(Data entries)
####

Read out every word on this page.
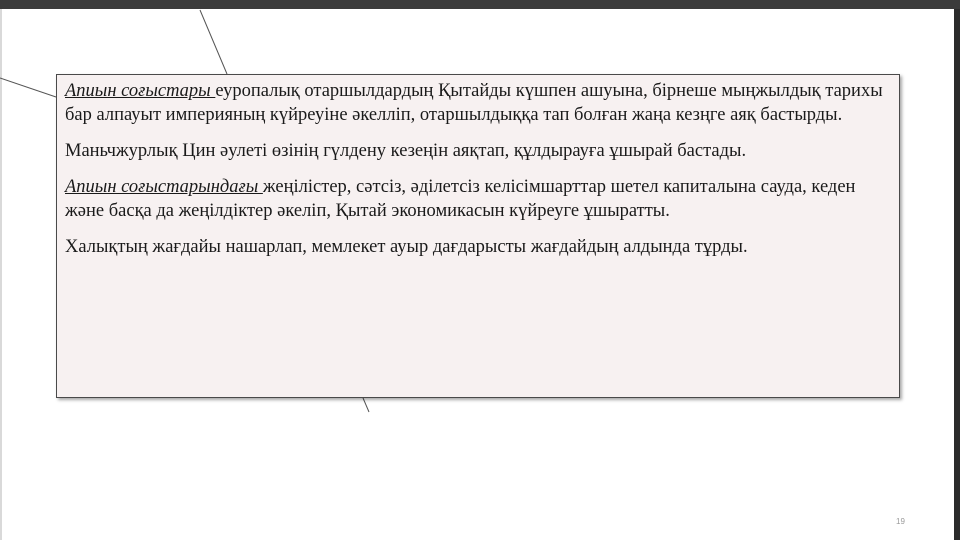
Апиын соғыстары еуропалық отаршылдардың Қытайды күшпен ашуына, бірнеше мыңжылдық тарихы бар алпауыт империяның күйреуіне әкелліп, отаршылдыққа тап болған жаңа кезңге аяқ бастырды.

Маньчжурлық Цин әулеті өзінің гүлдену кезеңін аяқтап, құлдырауға ұшырай бастады.

Апиын соғыстарындағы жеңілістер, сәтсіз, әділетсіз келісімшарттар шетел капиталына сауда, кеден және басқа да жеңілдіктер әкеліп, Қытай экономикасын күйреуге ұшыратты.

Халықтың жағдайы нашарлап, мемлекет ауыр дағдарысты жағдайдың алдында тұрды.

19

####

▶ **Written instruction**
Pictures are to be left out; repeat all the remaining data exactly.

▶ **Result of this exercise**
Read out every word on this page.
Апиын соғыстары еуропалық отаршылдардың Қытайды күшпен ашуына, бірнеше мыңжылдық тарихы бар алпауыт империяның күйреуіне әкелліп, отаршылдыққа тап болған жаңа кезңге аяқ бастырды.

Маньчжурлық Цин әулеті өзінің гүлдену кезеңін аяқтап, құлдырауға ұшырай бастады.

Апиын соғыстарындағы жеңілістер, сәтсіз, әділетсіз келісімшарттар шетел капиталына сауда, кеден және басқа да жеңілдіктер әкеліп, Қытай экономикасын күйреуге ұшыратты.

Халықтың жағдайы нашарлап, мемлекет ауыр дағдарысты жағдайдың алдында тұрды.

19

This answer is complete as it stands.